BRANO DEL DOCUMENTO.
Se c’è una cosa che negli ultimi anni ha davvero svoltato nel mondo della moda, sono le scarpe streetwear. Non parliamo più solo di semplici calzature, ma di veri e propri oggetti del desiderio, capaci di dettare tendenze e di muovere un sacco di soldi. Come sono riuscite queste sneaker a passare da un campo da basket alle passerelle e poi ai piedi di tutti noi?

Dai campi di basket all’hip-hop
Tutto comincia sui campi da basket. Calzature come le Adidas Superstar e le Puma Suede non erano solo per giocare ma erano robuste, comode e, con il tempo, sono state adottate dai ragazzi che non erano atleti professionisti. Nello stesso periodo, a New York, la nascente cultura hip-hop ha coinvolto subito queste scarpe, rendendole parte integrante del proprio look. I B-boys (ballerini di break dance) le usavano per ballare, i rapper come i Run-DMC le indossavano con orgoglio, dedicando persino una canzone (“My Adidas”) a quelle con la punta a conchiglia. In quel momento, le scarpe da ginnastica smettono di essere solo “da ginnastica” e diventano un pezzo di identità.
La svolta degli anni ’80
Il vero punto di svolta arriva a metà degli anni ’80 con Nike e l’ascesa del cestista Michael Jordan. Le Air Jordan 1, lanciate nel 1985, non erano solo scarpe da basket all’avanguardia ma erano un’estensione della personalità e del carisma di Jordan stesso. Nike ha saputo creare un’aura di desiderio e un marketing senza precedenti, trasformando un paio di scarpe apparentemente semplici in un oggetto di culto. Questo ha dato il via alla “mania delle sneaker” e ha fatto nascere i primi veri “sneakerhead“, appassionati che collezionavano e ambivano ai modelli più rari.
Il mercato secondario delle sneakers, “il resell market”
Un tema molto importante da affrontare quando si parla di sneakers è il mercato secondario delle stesse. E’ un concetto abbastanza complicato da capire per tutte quelle persone che non lo praticano. Inanzitutto è una procedura che praticano solo i veri appassionati perché riescono a distinguere e conoscono i prezzi di ogni singola scarpa. Il mercato secondario è il luogo dove le scarpe a edizione limitata o esclusive, una volta vendute al dettaglio (il “prezzo di lancio” o “retail price”), vengono rivendute a un prezzo diverso, quasi sempre più alto, da acquirenti che le hanno ottenute per primi.

COMPITO DA SVOLGERE.
Secondo il brano sulle scarpe streetwear, in che anno sono state lanciate le Air Jordan 1?

RECORD.
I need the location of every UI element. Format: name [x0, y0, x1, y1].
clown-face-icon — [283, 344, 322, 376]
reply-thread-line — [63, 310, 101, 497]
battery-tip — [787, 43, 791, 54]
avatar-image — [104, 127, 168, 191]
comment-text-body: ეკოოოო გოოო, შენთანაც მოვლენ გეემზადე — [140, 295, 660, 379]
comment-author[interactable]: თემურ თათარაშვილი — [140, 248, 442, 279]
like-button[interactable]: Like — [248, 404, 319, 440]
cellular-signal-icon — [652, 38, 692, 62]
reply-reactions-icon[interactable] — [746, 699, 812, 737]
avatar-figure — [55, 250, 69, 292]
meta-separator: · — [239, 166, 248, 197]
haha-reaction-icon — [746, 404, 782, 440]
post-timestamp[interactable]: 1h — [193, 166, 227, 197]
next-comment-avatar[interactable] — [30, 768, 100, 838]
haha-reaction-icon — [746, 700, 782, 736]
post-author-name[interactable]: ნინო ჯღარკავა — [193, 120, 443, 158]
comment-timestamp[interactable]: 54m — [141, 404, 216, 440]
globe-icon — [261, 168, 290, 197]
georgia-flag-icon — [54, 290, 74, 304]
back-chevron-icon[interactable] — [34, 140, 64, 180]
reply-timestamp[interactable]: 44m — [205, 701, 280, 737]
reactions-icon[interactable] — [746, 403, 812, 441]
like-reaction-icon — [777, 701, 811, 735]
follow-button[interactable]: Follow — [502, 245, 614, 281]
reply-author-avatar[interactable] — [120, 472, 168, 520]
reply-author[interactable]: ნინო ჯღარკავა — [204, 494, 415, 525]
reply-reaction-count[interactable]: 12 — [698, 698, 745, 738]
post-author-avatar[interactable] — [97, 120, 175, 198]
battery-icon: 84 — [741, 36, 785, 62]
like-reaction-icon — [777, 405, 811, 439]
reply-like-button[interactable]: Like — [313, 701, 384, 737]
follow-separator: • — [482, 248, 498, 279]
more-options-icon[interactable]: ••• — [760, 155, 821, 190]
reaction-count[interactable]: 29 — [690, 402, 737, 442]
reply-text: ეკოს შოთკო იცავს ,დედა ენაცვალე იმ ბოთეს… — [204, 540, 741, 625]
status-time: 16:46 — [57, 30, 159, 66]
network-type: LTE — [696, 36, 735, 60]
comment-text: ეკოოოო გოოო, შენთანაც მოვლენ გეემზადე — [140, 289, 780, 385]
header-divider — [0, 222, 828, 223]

RISULTATO DEL COMPITO.
Nel 1985.